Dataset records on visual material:
--- START ---

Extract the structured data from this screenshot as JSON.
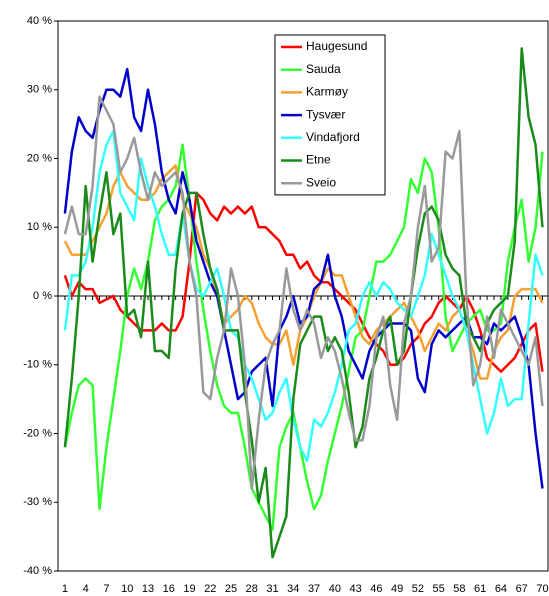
{
  "chart_data": {
    "type": "line",
    "x": [
      1,
      2,
      3,
      4,
      5,
      6,
      7,
      8,
      9,
      10,
      11,
      12,
      13,
      14,
      15,
      16,
      17,
      18,
      19,
      20,
      21,
      22,
      23,
      24,
      25,
      26,
      27,
      28,
      29,
      30,
      31,
      32,
      33,
      34,
      35,
      36,
      37,
      38,
      39,
      40,
      41,
      42,
      43,
      44,
      45,
      46,
      47,
      48,
      49,
      50,
      51,
      52,
      53,
      54,
      55,
      56,
      57,
      58,
      59,
      60,
      61,
      62,
      63,
      64,
      65,
      66,
      67,
      68,
      69,
      70
    ],
    "xlim": [
      0,
      70.8
    ],
    "xticks": [
      1,
      4,
      7,
      10,
      13,
      16,
      19,
      22,
      25,
      28,
      31,
      34,
      37,
      40,
      43,
      46,
      49,
      52,
      55,
      58,
      61,
      64,
      67,
      70
    ],
    "ylim": [
      -40,
      40
    ],
    "yticks": [
      {
        "value": 40,
        "label": "40 %"
      },
      {
        "value": 30,
        "label": "30 %"
      },
      {
        "value": 20,
        "label": "20 %"
      },
      {
        "value": 10,
        "label": "10 %"
      },
      {
        "value": 0,
        "label": "0 %"
      },
      {
        "value": -10,
        "label": "-10 %"
      },
      {
        "value": -20,
        "label": "-20 %"
      },
      {
        "value": -30,
        "label": "-30 %"
      },
      {
        "value": -40,
        "label": "-40 %"
      }
    ],
    "grid": false,
    "legend": "top",
    "series": [
      {
        "name": "Haugesund",
        "color": "#ff0000",
        "values": [
          3,
          0,
          2,
          1,
          1,
          -1,
          -0.5,
          0,
          -2,
          -3,
          -4,
          -5,
          -5,
          -5,
          -4,
          -5,
          -5,
          -3,
          5,
          15,
          14,
          12,
          11,
          13,
          12,
          13,
          12,
          13,
          10,
          10,
          9,
          8,
          6,
          6,
          4,
          5,
          3,
          2,
          2,
          1,
          0,
          -1,
          -2,
          -4,
          -6,
          -7,
          -8,
          -10,
          -10,
          -9,
          -7,
          -6,
          -4,
          -3,
          -1,
          0,
          -1,
          -2,
          0,
          -2,
          -5,
          -9,
          -10,
          -11,
          -10,
          -9,
          -7,
          -5,
          -4,
          -11
        ]
      },
      {
        "name": "Sauda",
        "color": "#33ff33",
        "values": [
          -22,
          -17,
          -13,
          -12,
          -13,
          -31,
          -22,
          -15,
          -8,
          0,
          4,
          1,
          5,
          11,
          13,
          14,
          16,
          22,
          14,
          5,
          -2,
          -8,
          -13,
          -16,
          -17,
          -17,
          -22,
          -28,
          -30,
          -32,
          -34,
          -22,
          -19,
          -17,
          -22,
          -27,
          -31,
          -29,
          -24,
          -20,
          -16,
          -11,
          -6,
          -5,
          0,
          5,
          5,
          6,
          8,
          10,
          17,
          15,
          20,
          18,
          10,
          -3,
          -8,
          -6,
          -4,
          -3,
          -2,
          -5,
          -5,
          -4,
          5,
          10,
          14,
          5,
          10,
          21
        ]
      },
      {
        "name": "Karmøy",
        "color": "#f5a030",
        "values": [
          8,
          6,
          6,
          6,
          8,
          10,
          12,
          16,
          18,
          16,
          15,
          14,
          14,
          15,
          17,
          18,
          19,
          14,
          12,
          10,
          6,
          4,
          0,
          -4,
          -3,
          -2,
          0,
          -1,
          -4,
          -6,
          -7,
          -7,
          -5,
          -10,
          -5,
          -3,
          0,
          2,
          4,
          3,
          3,
          0,
          -3,
          -6,
          -7,
          -5,
          -4,
          -3,
          -2,
          -1,
          -3,
          -5,
          -8,
          -6,
          -4,
          -5,
          -3,
          -2,
          -5,
          -8,
          -12,
          -12,
          -8,
          -6,
          -5,
          0,
          1,
          1,
          1,
          -1
        ]
      },
      {
        "name": "Tysvær",
        "color": "#0000cc",
        "values": [
          12,
          21,
          26,
          24,
          23,
          27,
          30,
          30,
          29,
          33,
          26,
          24,
          30,
          25,
          18,
          14,
          12,
          18,
          14,
          8,
          5,
          2,
          0,
          -5,
          -10,
          -15,
          -14,
          -11,
          -10,
          -9,
          -16,
          -5,
          -3,
          0,
          -4,
          -3,
          1,
          2,
          6,
          0,
          -3,
          -8,
          -10,
          -12,
          -8,
          -6,
          -5,
          -4,
          -4,
          -4,
          -5,
          -12,
          -14,
          -7,
          -5,
          -6,
          -5,
          -4,
          -3,
          -6,
          -6,
          -7,
          -4,
          -5,
          -4,
          -3,
          -6,
          -10,
          -20,
          -28
        ]
      },
      {
        "name": "Vindafjord",
        "color": "#33ffff",
        "values": [
          -5,
          3,
          3,
          5,
          10,
          18,
          22,
          24,
          15,
          13,
          11,
          20,
          16,
          13,
          9,
          6,
          6,
          12,
          5,
          1,
          0,
          2,
          4,
          0,
          -5,
          -6,
          -10,
          -12,
          -15,
          -18,
          -17,
          -14,
          -12,
          -18,
          -22,
          -24,
          -18,
          -19,
          -17,
          -14,
          -10,
          -5,
          -4,
          0,
          2,
          0,
          2,
          1,
          -1,
          -2,
          -3,
          0,
          3,
          9,
          6,
          3,
          0,
          -2,
          -5,
          -10,
          -15,
          -20,
          -17,
          -12,
          -16,
          -15,
          -15,
          -4,
          6,
          3
        ]
      },
      {
        "name": "Etne",
        "color": "#1a8a1a",
        "values": [
          -22,
          -12,
          0,
          16,
          5,
          12,
          18,
          9,
          12,
          -3,
          -2,
          -6,
          5,
          -8,
          -8,
          -9,
          4,
          12,
          15,
          15,
          9,
          4,
          1,
          -5,
          -5,
          -5,
          -14,
          -21,
          -30,
          -25,
          -38,
          -35,
          -32,
          -15,
          -7,
          -5,
          -3,
          -3,
          -8,
          -6,
          -8,
          -14,
          -22,
          -19,
          -12,
          -9,
          -5,
          -3,
          -10,
          -8,
          0,
          7,
          12,
          13,
          11,
          6,
          4,
          3,
          -4,
          -6,
          -8,
          -4,
          -2,
          -1,
          0,
          8,
          36,
          26,
          22,
          10
        ]
      },
      {
        "name": "Sveio",
        "color": "#999999",
        "values": [
          9,
          13,
          9,
          9,
          16,
          29,
          27,
          25,
          18,
          20,
          23,
          18,
          14,
          18,
          16,
          17,
          18,
          15,
          5,
          0,
          -14,
          -15,
          -9,
          -5,
          4,
          0,
          -10,
          -28,
          -18,
          -10,
          -7,
          -5,
          4,
          -2,
          -5,
          -2,
          -4,
          -9,
          -6,
          -8,
          -12,
          -17,
          -21,
          -21,
          -16,
          -6,
          -3,
          -13,
          -18,
          -4,
          0,
          10,
          16,
          5,
          7,
          21,
          20,
          24,
          0,
          -13,
          -10,
          -3,
          -9,
          -2,
          -4,
          -6,
          -8,
          -10,
          -6,
          -16
        ]
      }
    ]
  }
}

--- END ---

## Work to be completed
Reproduce the entries above word for word. Pictures stay out.

## Written solution
Extract the structured data from this screenshot as JSON.
{
  "chart_data": {
    "type": "line",
    "x": [
      1,
      2,
      3,
      4,
      5,
      6,
      7,
      8,
      9,
      10,
      11,
      12,
      13,
      14,
      15,
      16,
      17,
      18,
      19,
      20,
      21,
      22,
      23,
      24,
      25,
      26,
      27,
      28,
      29,
      30,
      31,
      32,
      33,
      34,
      35,
      36,
      37,
      38,
      39,
      40,
      41,
      42,
      43,
      44,
      45,
      46,
      47,
      48,
      49,
      50,
      51,
      52,
      53,
      54,
      55,
      56,
      57,
      58,
      59,
      60,
      61,
      62,
      63,
      64,
      65,
      66,
      67,
      68,
      69,
      70
    ],
    "xlim": [
      0,
      70.8
    ],
    "xticks": [
      1,
      4,
      7,
      10,
      13,
      16,
      19,
      22,
      25,
      28,
      31,
      34,
      37,
      40,
      43,
      46,
      49,
      52,
      55,
      58,
      61,
      64,
      67,
      70
    ],
    "ylim": [
      -40,
      40
    ],
    "yticks": [
      {
        "value": 40,
        "label": "40 %"
      },
      {
        "value": 30,
        "label": "30 %"
      },
      {
        "value": 20,
        "label": "20 %"
      },
      {
        "value": 10,
        "label": "10 %"
      },
      {
        "value": 0,
        "label": "0 %"
      },
      {
        "value": -10,
        "label": "-10 %"
      },
      {
        "value": -20,
        "label": "-20 %"
      },
      {
        "value": -30,
        "label": "-30 %"
      },
      {
        "value": -40,
        "label": "-40 %"
      }
    ],
    "grid": false,
    "legend": "top",
    "series": [
      {
        "name": "Haugesund",
        "color": "#ff0000",
        "values": [
          3,
          0,
          2,
          1,
          1,
          -1,
          -0.5,
          0,
          -2,
          -3,
          -4,
          -5,
          -5,
          -5,
          -4,
          -5,
          -5,
          -3,
          5,
          15,
          14,
          12,
          11,
          13,
          12,
          13,
          12,
          13,
          10,
          10,
          9,
          8,
          6,
          6,
          4,
          5,
          3,
          2,
          2,
          1,
          0,
          -1,
          -2,
          -4,
          -6,
          -7,
          -8,
          -10,
          -10,
          -9,
          -7,
          -6,
          -4,
          -3,
          -1,
          0,
          -1,
          -2,
          0,
          -2,
          -5,
          -9,
          -10,
          -11,
          -10,
          -9,
          -7,
          -5,
          -4,
          -11
        ]
      },
      {
        "name": "Sauda",
        "color": "#33ff33",
        "values": [
          -22,
          -17,
          -13,
          -12,
          -13,
          -31,
          -22,
          -15,
          -8,
          0,
          4,
          1,
          5,
          11,
          13,
          14,
          16,
          22,
          14,
          5,
          -2,
          -8,
          -13,
          -16,
          -17,
          -17,
          -22,
          -28,
          -30,
          -32,
          -34,
          -22,
          -19,
          -17,
          -22,
          -27,
          -31,
          -29,
          -24,
          -20,
          -16,
          -11,
          -6,
          -5,
          0,
          5,
          5,
          6,
          8,
          10,
          17,
          15,
          20,
          18,
          10,
          -3,
          -8,
          -6,
          -4,
          -3,
          -2,
          -5,
          -5,
          -4,
          5,
          10,
          14,
          5,
          10,
          21
        ]
      },
      {
        "name": "Karmøy",
        "color": "#f5a030",
        "values": [
          8,
          6,
          6,
          6,
          8,
          10,
          12,
          16,
          18,
          16,
          15,
          14,
          14,
          15,
          17,
          18,
          19,
          14,
          12,
          10,
          6,
          4,
          0,
          -4,
          -3,
          -2,
          0,
          -1,
          -4,
          -6,
          -7,
          -7,
          -5,
          -10,
          -5,
          -3,
          0,
          2,
          4,
          3,
          3,
          0,
          -3,
          -6,
          -7,
          -5,
          -4,
          -3,
          -2,
          -1,
          -3,
          -5,
          -8,
          -6,
          -4,
          -5,
          -3,
          -2,
          -5,
          -8,
          -12,
          -12,
          -8,
          -6,
          -5,
          0,
          1,
          1,
          1,
          -1
        ]
      },
      {
        "name": "Tysvær",
        "color": "#0000cc",
        "values": [
          12,
          21,
          26,
          24,
          23,
          27,
          30,
          30,
          29,
          33,
          26,
          24,
          30,
          25,
          18,
          14,
          12,
          18,
          14,
          8,
          5,
          2,
          0,
          -5,
          -10,
          -15,
          -14,
          -11,
          -10,
          -9,
          -16,
          -5,
          -3,
          0,
          -4,
          -3,
          1,
          2,
          6,
          0,
          -3,
          -8,
          -10,
          -12,
          -8,
          -6,
          -5,
          -4,
          -4,
          -4,
          -5,
          -12,
          -14,
          -7,
          -5,
          -6,
          -5,
          -4,
          -3,
          -6,
          -6,
          -7,
          -4,
          -5,
          -4,
          -3,
          -6,
          -10,
          -20,
          -28
        ]
      },
      {
        "name": "Vindafjord",
        "color": "#33ffff",
        "values": [
          -5,
          3,
          3,
          5,
          10,
          18,
          22,
          24,
          15,
          13,
          11,
          20,
          16,
          13,
          9,
          6,
          6,
          12,
          5,
          1,
          0,
          2,
          4,
          0,
          -5,
          -6,
          -10,
          -12,
          -15,
          -18,
          -17,
          -14,
          -12,
          -18,
          -22,
          -24,
          -18,
          -19,
          -17,
          -14,
          -10,
          -5,
          -4,
          0,
          2,
          0,
          2,
          1,
          -1,
          -2,
          -3,
          0,
          3,
          9,
          6,
          3,
          0,
          -2,
          -5,
          -10,
          -15,
          -20,
          -17,
          -12,
          -16,
          -15,
          -15,
          -4,
          6,
          3
        ]
      },
      {
        "name": "Etne",
        "color": "#1a8a1a",
        "values": [
          -22,
          -12,
          0,
          16,
          5,
          12,
          18,
          9,
          12,
          -3,
          -2,
          -6,
          5,
          -8,
          -8,
          -9,
          4,
          12,
          15,
          15,
          9,
          4,
          1,
          -5,
          -5,
          -5,
          -14,
          -21,
          -30,
          -25,
          -38,
          -35,
          -32,
          -15,
          -7,
          -5,
          -3,
          -3,
          -8,
          -6,
          -8,
          -14,
          -22,
          -19,
          -12,
          -9,
          -5,
          -3,
          -10,
          -8,
          0,
          7,
          12,
          13,
          11,
          6,
          4,
          3,
          -4,
          -6,
          -8,
          -4,
          -2,
          -1,
          0,
          8,
          36,
          26,
          22,
          10
        ]
      },
      {
        "name": "Sveio",
        "color": "#999999",
        "values": [
          9,
          13,
          9,
          9,
          16,
          29,
          27,
          25,
          18,
          20,
          23,
          18,
          14,
          18,
          16,
          17,
          18,
          15,
          5,
          0,
          -14,
          -15,
          -9,
          -5,
          4,
          0,
          -10,
          -28,
          -18,
          -10,
          -7,
          -5,
          4,
          -2,
          -5,
          -2,
          -4,
          -9,
          -6,
          -8,
          -12,
          -17,
          -21,
          -21,
          -16,
          -6,
          -3,
          -13,
          -18,
          -4,
          0,
          10,
          16,
          5,
          7,
          21,
          20,
          24,
          0,
          -13,
          -10,
          -3,
          -9,
          -2,
          -4,
          -6,
          -8,
          -10,
          -6,
          -16
        ]
      }
    ]
  }
}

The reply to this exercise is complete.